WHAT THE TASK REQUIRES
Give only a count of the lines that include the string "人手不足倒産の動向調査".

--- DATA LISTING ---

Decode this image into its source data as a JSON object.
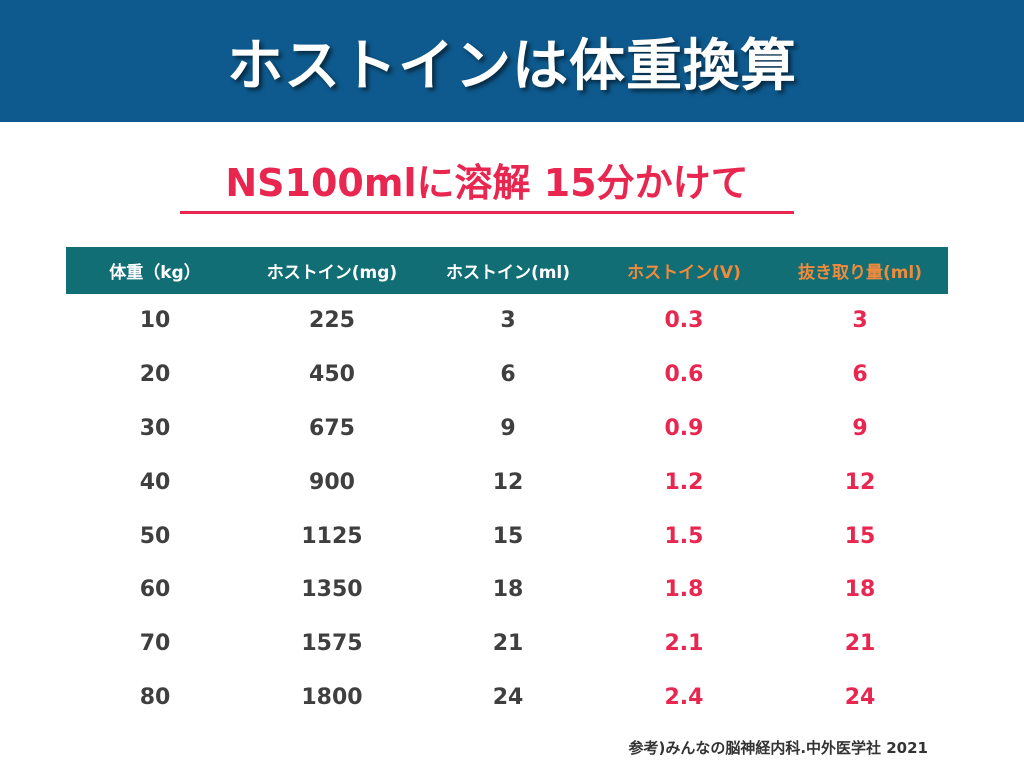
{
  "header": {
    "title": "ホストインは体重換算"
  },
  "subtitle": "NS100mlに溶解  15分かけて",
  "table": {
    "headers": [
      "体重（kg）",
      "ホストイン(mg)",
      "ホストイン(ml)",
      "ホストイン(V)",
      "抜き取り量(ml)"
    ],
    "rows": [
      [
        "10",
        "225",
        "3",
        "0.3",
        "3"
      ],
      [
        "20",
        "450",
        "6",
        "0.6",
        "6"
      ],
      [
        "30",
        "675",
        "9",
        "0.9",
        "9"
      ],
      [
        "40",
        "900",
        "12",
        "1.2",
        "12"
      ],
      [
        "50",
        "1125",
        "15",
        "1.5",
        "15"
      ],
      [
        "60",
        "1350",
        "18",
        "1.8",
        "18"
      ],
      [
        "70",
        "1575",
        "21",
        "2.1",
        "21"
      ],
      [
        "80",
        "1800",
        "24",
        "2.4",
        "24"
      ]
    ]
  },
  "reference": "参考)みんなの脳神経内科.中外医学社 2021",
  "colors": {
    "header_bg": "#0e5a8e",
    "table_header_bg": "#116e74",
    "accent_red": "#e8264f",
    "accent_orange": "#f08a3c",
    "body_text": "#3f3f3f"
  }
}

---
--- DATA LISTING ---

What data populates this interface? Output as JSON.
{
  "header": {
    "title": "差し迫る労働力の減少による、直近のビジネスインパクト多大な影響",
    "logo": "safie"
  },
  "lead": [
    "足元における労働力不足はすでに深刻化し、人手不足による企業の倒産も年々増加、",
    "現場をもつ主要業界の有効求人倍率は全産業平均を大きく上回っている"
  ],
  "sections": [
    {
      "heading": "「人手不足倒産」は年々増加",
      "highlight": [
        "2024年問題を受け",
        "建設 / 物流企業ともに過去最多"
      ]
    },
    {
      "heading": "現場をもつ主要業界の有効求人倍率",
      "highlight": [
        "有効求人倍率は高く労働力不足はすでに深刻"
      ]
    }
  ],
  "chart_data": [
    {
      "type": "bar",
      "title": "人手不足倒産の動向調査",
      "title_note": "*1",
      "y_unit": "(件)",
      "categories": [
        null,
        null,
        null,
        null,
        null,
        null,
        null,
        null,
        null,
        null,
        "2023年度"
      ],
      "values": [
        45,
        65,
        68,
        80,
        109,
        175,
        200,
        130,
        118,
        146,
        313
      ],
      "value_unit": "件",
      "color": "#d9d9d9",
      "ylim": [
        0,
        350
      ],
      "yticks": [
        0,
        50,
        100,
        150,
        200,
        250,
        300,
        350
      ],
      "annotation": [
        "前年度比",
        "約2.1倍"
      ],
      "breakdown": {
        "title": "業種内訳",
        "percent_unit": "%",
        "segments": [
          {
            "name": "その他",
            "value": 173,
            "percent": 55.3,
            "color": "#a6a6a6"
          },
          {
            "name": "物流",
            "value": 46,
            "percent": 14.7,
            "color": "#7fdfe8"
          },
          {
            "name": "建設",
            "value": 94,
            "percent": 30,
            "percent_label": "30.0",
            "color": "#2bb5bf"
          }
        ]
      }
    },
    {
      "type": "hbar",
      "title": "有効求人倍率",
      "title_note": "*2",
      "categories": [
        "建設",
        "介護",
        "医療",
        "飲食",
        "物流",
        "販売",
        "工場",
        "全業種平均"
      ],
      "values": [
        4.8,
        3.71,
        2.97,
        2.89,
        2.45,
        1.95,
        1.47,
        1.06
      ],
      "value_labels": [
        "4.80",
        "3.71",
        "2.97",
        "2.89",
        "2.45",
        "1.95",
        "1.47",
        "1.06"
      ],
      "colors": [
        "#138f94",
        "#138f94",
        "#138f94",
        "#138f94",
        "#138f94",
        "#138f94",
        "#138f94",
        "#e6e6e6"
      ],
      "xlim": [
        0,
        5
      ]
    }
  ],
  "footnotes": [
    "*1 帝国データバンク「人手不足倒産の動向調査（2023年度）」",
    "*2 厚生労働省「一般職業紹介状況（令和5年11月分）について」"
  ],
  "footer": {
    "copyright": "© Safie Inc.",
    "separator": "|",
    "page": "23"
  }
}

---

WRITTEN SOLUTION
2